◆ **Data excerpts**
[start]

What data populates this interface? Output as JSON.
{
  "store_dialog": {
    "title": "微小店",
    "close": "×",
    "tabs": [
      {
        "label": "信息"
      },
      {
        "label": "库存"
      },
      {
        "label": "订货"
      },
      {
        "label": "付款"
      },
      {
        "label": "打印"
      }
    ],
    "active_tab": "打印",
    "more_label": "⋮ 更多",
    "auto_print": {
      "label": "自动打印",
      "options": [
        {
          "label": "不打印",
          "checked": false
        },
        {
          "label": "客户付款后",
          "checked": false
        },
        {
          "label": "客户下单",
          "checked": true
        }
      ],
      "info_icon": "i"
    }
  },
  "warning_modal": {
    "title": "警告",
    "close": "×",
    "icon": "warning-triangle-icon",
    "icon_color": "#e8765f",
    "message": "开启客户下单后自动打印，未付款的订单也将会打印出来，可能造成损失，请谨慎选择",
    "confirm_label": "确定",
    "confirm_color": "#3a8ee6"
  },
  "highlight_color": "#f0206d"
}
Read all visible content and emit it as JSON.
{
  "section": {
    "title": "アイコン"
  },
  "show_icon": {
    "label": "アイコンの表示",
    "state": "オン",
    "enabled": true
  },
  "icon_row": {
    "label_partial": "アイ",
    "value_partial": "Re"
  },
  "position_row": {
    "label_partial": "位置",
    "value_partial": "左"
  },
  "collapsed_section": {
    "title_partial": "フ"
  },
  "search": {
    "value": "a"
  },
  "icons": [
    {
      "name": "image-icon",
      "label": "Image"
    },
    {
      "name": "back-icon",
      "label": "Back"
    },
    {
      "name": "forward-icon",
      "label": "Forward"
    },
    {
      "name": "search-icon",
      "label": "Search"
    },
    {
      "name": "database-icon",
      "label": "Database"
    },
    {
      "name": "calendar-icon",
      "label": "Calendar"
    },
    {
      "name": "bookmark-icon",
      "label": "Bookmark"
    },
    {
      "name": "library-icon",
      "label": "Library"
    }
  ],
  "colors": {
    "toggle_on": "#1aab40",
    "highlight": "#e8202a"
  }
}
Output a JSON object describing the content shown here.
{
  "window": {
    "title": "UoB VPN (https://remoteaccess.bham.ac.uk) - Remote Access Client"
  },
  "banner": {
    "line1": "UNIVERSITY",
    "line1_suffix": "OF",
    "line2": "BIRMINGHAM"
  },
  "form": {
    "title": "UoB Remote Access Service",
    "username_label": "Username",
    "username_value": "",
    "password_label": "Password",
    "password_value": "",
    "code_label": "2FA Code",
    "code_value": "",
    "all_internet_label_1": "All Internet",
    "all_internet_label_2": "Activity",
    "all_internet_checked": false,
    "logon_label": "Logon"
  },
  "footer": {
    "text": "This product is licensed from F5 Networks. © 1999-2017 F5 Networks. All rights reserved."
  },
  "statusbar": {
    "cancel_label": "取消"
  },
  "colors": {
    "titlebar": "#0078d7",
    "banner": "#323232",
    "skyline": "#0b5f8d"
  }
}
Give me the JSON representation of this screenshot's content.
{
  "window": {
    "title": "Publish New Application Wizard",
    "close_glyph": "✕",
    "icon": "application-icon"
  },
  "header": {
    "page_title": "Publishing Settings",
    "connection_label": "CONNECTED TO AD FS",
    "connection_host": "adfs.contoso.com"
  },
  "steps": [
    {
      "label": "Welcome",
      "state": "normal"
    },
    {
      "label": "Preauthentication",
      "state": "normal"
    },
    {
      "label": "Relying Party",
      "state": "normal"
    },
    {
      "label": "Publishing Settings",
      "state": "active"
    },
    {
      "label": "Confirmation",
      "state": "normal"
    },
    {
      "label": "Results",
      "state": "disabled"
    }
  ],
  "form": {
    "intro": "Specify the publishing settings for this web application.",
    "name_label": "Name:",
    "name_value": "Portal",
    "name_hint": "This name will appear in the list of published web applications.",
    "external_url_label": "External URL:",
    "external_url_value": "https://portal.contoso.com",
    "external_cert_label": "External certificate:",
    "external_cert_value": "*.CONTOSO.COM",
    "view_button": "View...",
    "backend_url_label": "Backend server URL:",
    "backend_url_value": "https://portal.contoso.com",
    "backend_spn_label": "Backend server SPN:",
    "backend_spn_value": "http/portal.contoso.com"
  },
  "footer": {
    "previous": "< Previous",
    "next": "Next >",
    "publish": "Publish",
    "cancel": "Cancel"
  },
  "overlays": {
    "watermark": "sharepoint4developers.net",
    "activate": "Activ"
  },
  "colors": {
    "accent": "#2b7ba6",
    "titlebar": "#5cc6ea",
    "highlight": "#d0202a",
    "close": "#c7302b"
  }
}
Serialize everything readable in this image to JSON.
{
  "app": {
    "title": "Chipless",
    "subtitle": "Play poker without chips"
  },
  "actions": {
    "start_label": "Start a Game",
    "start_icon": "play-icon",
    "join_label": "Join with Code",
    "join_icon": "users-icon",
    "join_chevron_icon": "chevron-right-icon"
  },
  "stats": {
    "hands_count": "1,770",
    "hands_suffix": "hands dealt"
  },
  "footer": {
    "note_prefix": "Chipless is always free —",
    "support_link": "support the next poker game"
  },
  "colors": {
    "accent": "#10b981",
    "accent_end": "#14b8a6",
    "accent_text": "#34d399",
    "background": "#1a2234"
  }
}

[end]

◆ **WHAT NEEDS TO BE DONE**
Your task is to pick out every line with the string "JSON" and copy it.

◆ **CORRECT OUTPUT**
What data populates this interface? Output as JSON.
Read all visible content and emit it as JSON.
Output a JSON object describing the content shown here.
Give me the JSON representation of this screenshot's content.
Serialize everything readable in this image to JSON.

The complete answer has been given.